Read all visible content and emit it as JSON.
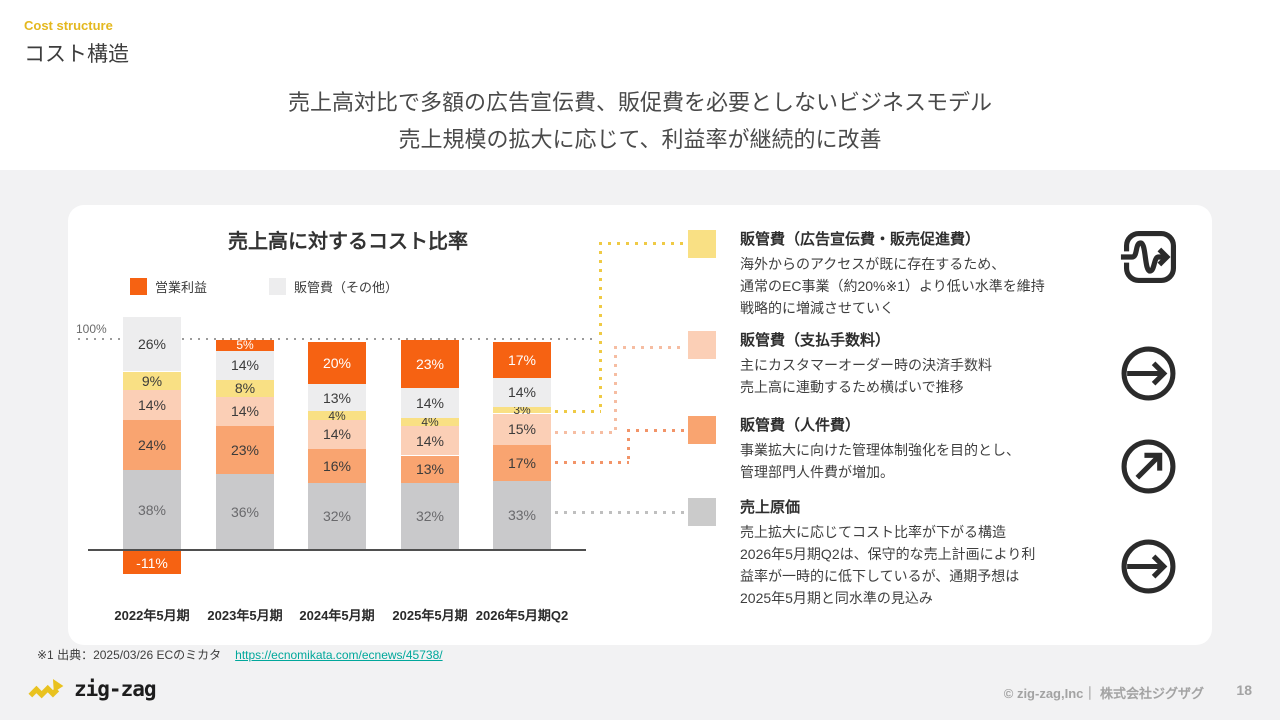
{
  "colors": {
    "accent_gold": "#e4b81f",
    "orange": "#f66212",
    "salmon": "#f9a470",
    "pink": "#fbcfb6",
    "yellow": "#f9e084",
    "gray_light": "#ededee",
    "gray_mid": "#c9c9cb",
    "chip_gray": "#cbcbcb",
    "link_teal": "#00a79b"
  },
  "header": {
    "eyebrow": "Cost structure",
    "title": "コスト構造",
    "subtitle_line1": "売上高対比で多額の広告宣伝費、販促費を必要としないビジネスモデル",
    "subtitle_line2": "売上規模の拡大に応じて、利益率が継続的に改善"
  },
  "chart_data": {
    "type": "bar",
    "stacked": true,
    "title": "売上高に対するコスト比率",
    "categories": [
      "2022年5月期",
      "2023年5月期",
      "2024年5月期",
      "2025年5月期",
      "2026年5月期Q2"
    ],
    "series": [
      {
        "name": "売上原価",
        "color": "#c9c9cb",
        "values": [
          38,
          36,
          32,
          32,
          33
        ]
      },
      {
        "name": "販管費（人件費）",
        "color": "#f9a470",
        "values": [
          24,
          23,
          16,
          13,
          17
        ]
      },
      {
        "name": "販管費（支払手数料）",
        "color": "#fbcfb6",
        "values": [
          14,
          14,
          14,
          14,
          15
        ]
      },
      {
        "name": "販管費（広告宣伝費・販売促進費）",
        "color": "#f9e084",
        "values": [
          9,
          8,
          4,
          4,
          3
        ]
      },
      {
        "name": "販管費（その他）",
        "color": "#ededee",
        "values": [
          26,
          14,
          13,
          14,
          14
        ]
      },
      {
        "name": "営業利益",
        "color": "#f66212",
        "values": [
          -11,
          5,
          20,
          23,
          17
        ]
      }
    ],
    "legend": [
      {
        "label": "営業利益",
        "color": "#f66212"
      },
      {
        "label": "販管費（その他）",
        "color": "#ededee"
      }
    ],
    "legend_position": "top-left",
    "reference_line_label": "100%",
    "ylim": [
      -11,
      111
    ],
    "grid": false,
    "value_suffix": "%"
  },
  "notes": [
    {
      "color": "#f9e084",
      "icon": "wavy-arrow-square",
      "title": "販管費（広告宣伝費・販売促進費）",
      "body_lines": [
        "海外からのアクセスが既に存在するため、",
        "通常のEC事業（約20%※1）より低い水準を維持",
        "戦略的に増減させていく"
      ]
    },
    {
      "color": "#fbcfb6",
      "icon": "arrow-right-circle",
      "title": "販管費（支払手数料）",
      "body_lines": [
        "主にカスタマーオーダー時の決済手数料",
        "売上高に連動するため横ばいで推移"
      ]
    },
    {
      "color": "#f9a470",
      "icon": "arrow-up-right-circle",
      "title": "販管費（人件費）",
      "body_lines": [
        "事業拡大に向けた管理体制強化を目的とし、",
        "管理部門人件費が増加。"
      ]
    },
    {
      "color": "#cbcbcb",
      "icon": "arrow-right-circle",
      "title": "売上原価",
      "body_lines": [
        "売上拡大に応じてコスト比率が下がる構造",
        "2026年5月期Q2は、保守的な売上計画により利",
        "益率が一時的に低下しているが、通期予想は",
        "2025年5月期と同水準の見込み"
      ]
    }
  ],
  "footnote": {
    "label": "※1 出典：2025/03/26 ECのミカタ",
    "link": "https://ecnomikata.com/ecnews/45738/"
  },
  "footer": {
    "logo_text": "zig-zag",
    "copyright": "© zig-zag,Inc｜ 株式会社ジグザグ",
    "page_number": "18"
  }
}
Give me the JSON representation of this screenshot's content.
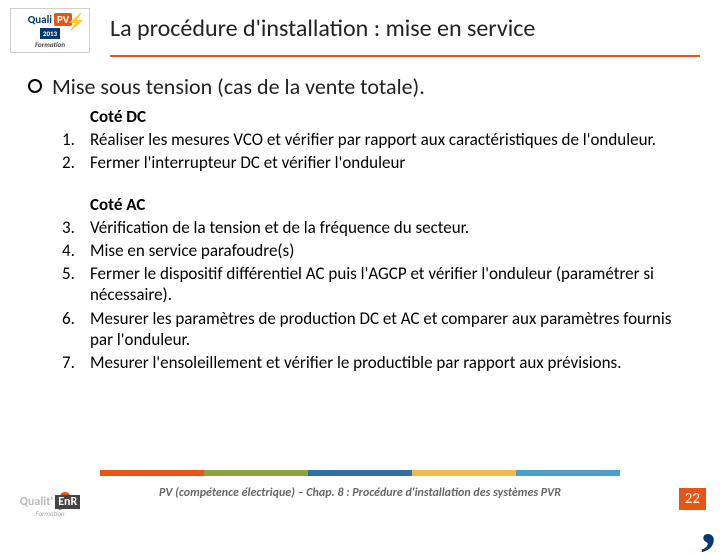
{
  "logo": {
    "brand_left": "Quali",
    "brand_right": "PV",
    "year": "2013",
    "subtitle": "Formation"
  },
  "title": "La procédure d'installation : mise en service",
  "main_bullet": "Mise sous tension (cas de la vente totale).",
  "section_dc": {
    "heading": "Coté DC",
    "items": [
      {
        "n": "1.",
        "t": "Réaliser les mesures VCO et vérifier par rapport aux caractéristiques de l'onduleur."
      },
      {
        "n": "2.",
        "t": "Fermer l'interrupteur DC et vérifier l'onduleur"
      }
    ]
  },
  "section_ac": {
    "heading": "Coté AC",
    "items": [
      {
        "n": "3.",
        "t": "Vérification de la tension et de la fréquence du secteur."
      },
      {
        "n": "4.",
        "t": "Mise en service parafoudre(s)"
      },
      {
        "n": "5.",
        "t": "Fermer le dispositif différentiel AC puis l'AGCP et vérifier l'onduleur (paramétrer si nécessaire)."
      },
      {
        "n": "6.",
        "t": "Mesurer les paramètres de production DC et AC et comparer aux paramètres fournis par l'onduleur."
      },
      {
        "n": "7.",
        "t": "Mesurer l'ensoleillement et vérifier le productible par rapport aux prévisions."
      }
    ]
  },
  "footer": {
    "text": "PV (compétence électrique) – Chap. 8 : Procédure d'installation des systèmes PVR",
    "page": "22",
    "logo_left": "Qualit'",
    "logo_right": "EnR",
    "logo_sub": "Formation"
  },
  "colors": {
    "bar": [
      "#e85412",
      "#8aa43a",
      "#2f6fa7",
      "#f2b84b",
      "#4aa0c8"
    ]
  }
}
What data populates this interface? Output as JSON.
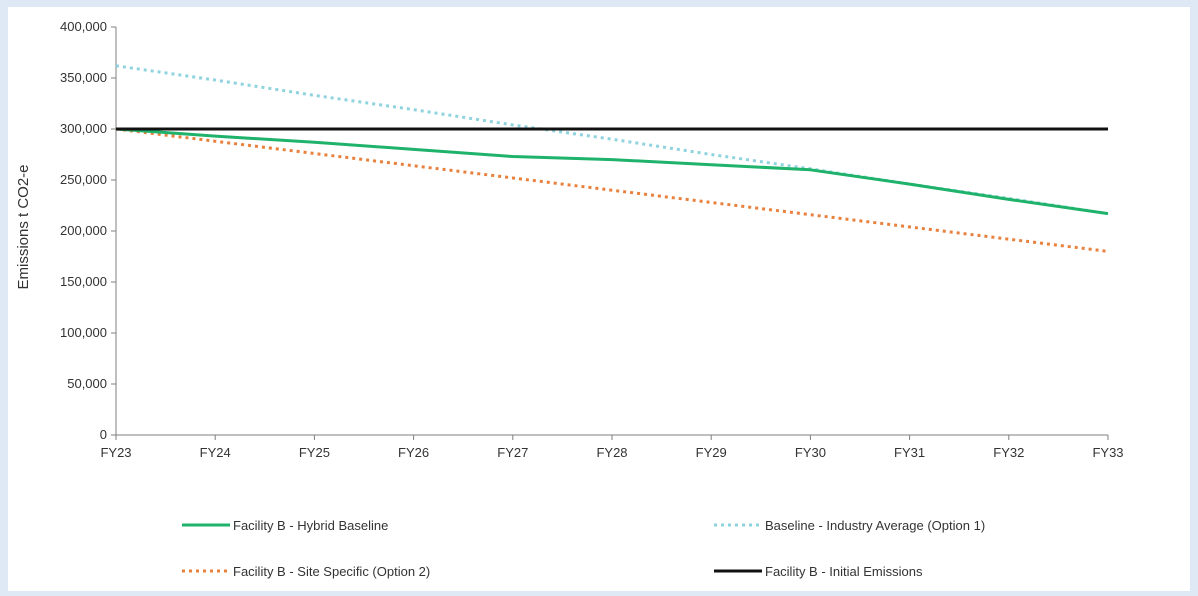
{
  "chart_data": {
    "type": "line",
    "title": "",
    "xlabel": "",
    "ylabel": "Emissions t CO2-e",
    "categories": [
      "FY23",
      "FY24",
      "FY25",
      "FY26",
      "FY27",
      "FY28",
      "FY29",
      "FY30",
      "FY31",
      "FY32",
      "FY33"
    ],
    "ylim": [
      0,
      400000
    ],
    "yticks": [
      0,
      50000,
      100000,
      150000,
      200000,
      250000,
      300000,
      350000,
      400000
    ],
    "ytick_labels": [
      "0",
      "50,000",
      "100,000",
      "150,000",
      "200,000",
      "250,000",
      "300,000",
      "350,000",
      "400,000"
    ],
    "grid": false,
    "legend_position": "bottom",
    "series": [
      {
        "name": "Facility B - Hybrid Baseline",
        "color": "#1fb26b",
        "dash": "solid",
        "values": [
          300000,
          293000,
          287000,
          280000,
          273000,
          270000,
          265000,
          260000,
          246000,
          231000,
          217000
        ]
      },
      {
        "name": "Baseline - Industry Average (Option 1)",
        "color": "#8fd3de",
        "dash": "dotted",
        "values": [
          362000,
          348000,
          333000,
          319000,
          304000,
          290000,
          275000,
          261000,
          246000,
          232000,
          217000
        ]
      },
      {
        "name": "Facility B - Site Specific (Option 2)",
        "color": "#e8813d",
        "dash": "dotted",
        "values": [
          300000,
          288000,
          276000,
          264000,
          252000,
          240000,
          228000,
          216000,
          204000,
          192000,
          180000
        ]
      },
      {
        "name": "Facility B - Initial Emissions",
        "color": "#111111",
        "dash": "solid",
        "values": [
          300000,
          300000,
          300000,
          300000,
          300000,
          300000,
          300000,
          300000,
          300000,
          300000,
          300000
        ]
      }
    ]
  }
}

WHAT YOU ARE ASKED TO DO: Which lines above contain the word "Facility"? Copy each of them.

COMPLETE OUTPUT:
        "name": "Facility B - Hybrid Baseline",
        "name": "Facility B - Site Specific (Option 2)",
        "name": "Facility B - Initial Emissions",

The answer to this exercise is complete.